### Problem description
Restate each of the lines given below, word for word.

### Material provided
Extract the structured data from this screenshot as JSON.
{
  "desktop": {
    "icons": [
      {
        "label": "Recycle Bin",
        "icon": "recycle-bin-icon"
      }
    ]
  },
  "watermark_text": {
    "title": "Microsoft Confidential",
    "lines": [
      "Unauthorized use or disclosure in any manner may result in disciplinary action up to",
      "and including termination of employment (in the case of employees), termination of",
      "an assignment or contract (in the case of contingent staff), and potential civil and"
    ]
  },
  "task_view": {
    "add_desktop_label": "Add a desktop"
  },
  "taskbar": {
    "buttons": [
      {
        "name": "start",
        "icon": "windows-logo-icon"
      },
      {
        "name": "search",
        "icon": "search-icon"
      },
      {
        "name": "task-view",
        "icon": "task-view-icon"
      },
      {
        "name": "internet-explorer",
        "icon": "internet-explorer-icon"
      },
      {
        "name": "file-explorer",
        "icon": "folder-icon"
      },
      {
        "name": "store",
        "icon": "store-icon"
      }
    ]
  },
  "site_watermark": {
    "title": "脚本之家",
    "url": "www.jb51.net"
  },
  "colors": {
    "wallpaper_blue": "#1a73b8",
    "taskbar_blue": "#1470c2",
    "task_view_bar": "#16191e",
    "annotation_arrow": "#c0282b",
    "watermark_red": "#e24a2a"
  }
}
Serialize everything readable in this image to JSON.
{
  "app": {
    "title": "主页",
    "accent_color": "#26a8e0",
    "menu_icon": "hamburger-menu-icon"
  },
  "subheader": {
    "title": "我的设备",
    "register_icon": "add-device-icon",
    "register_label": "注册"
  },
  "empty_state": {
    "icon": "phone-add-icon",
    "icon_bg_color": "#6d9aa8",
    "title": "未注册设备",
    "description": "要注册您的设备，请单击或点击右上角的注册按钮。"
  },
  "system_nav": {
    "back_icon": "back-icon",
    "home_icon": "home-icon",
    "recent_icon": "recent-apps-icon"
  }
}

### Finished exercise
Extract the structured data from this screenshot as JSON.
{
  "desktop": {
    "icons": [
      {
        "label": "Recycle Bin",
        "icon": "recycle-bin-icon"
      }
    ]
  },
  "watermark_text": {
    "title": "Microsoft Confidential",
    "lines": [
      "Unauthorized use or disclosure in any manner may result in disciplinary action up to",
      "and including termination of employment (in the case of employees), termination of",
      "an assignment or contract (in the case of contingent staff), and potential civil and"
    ]
  },
  "task_view": {
    "add_desktop_label": "Add a desktop"
  },
  "taskbar": {
    "buttons": [
      {
        "name": "start",
        "icon": "windows-logo-icon"
      },
      {
        "name": "search",
        "icon": "search-icon"
      },
      {
        "name": "task-view",
        "icon": "task-view-icon"
      },
      {
        "name": "internet-explorer",
        "icon": "internet-explorer-icon"
      },
      {
        "name": "file-explorer",
        "icon": "folder-icon"
      },
      {
        "name": "store",
        "icon": "store-icon"
      }
    ]
  },
  "site_watermark": {
    "title": "脚本之家",
    "url": "www.jb51.net"
  },
  "colors": {
    "wallpaper_blue": "#1a73b8",
    "taskbar_blue": "#1470c2",
    "task_view_bar": "#16191e",
    "annotation_arrow": "#c0282b",
    "watermark_red": "#e24a2a"
  }
}
Serialize everything readable in this image to JSON.
{
  "app": {
    "title": "主页",
    "accent_color": "#26a8e0",
    "menu_icon": "hamburger-menu-icon"
  },
  "subheader": {
    "title": "我的设备",
    "register_icon": "add-device-icon",
    "register_label": "注册"
  },
  "empty_state": {
    "icon": "phone-add-icon",
    "icon_bg_color": "#6d9aa8",
    "title": "未注册设备",
    "description": "要注册您的设备，请单击或点击右上角的注册按钮。"
  },
  "system_nav": {
    "back_icon": "back-icon",
    "home_icon": "home-icon",
    "recent_icon": "recent-apps-icon"
  }
}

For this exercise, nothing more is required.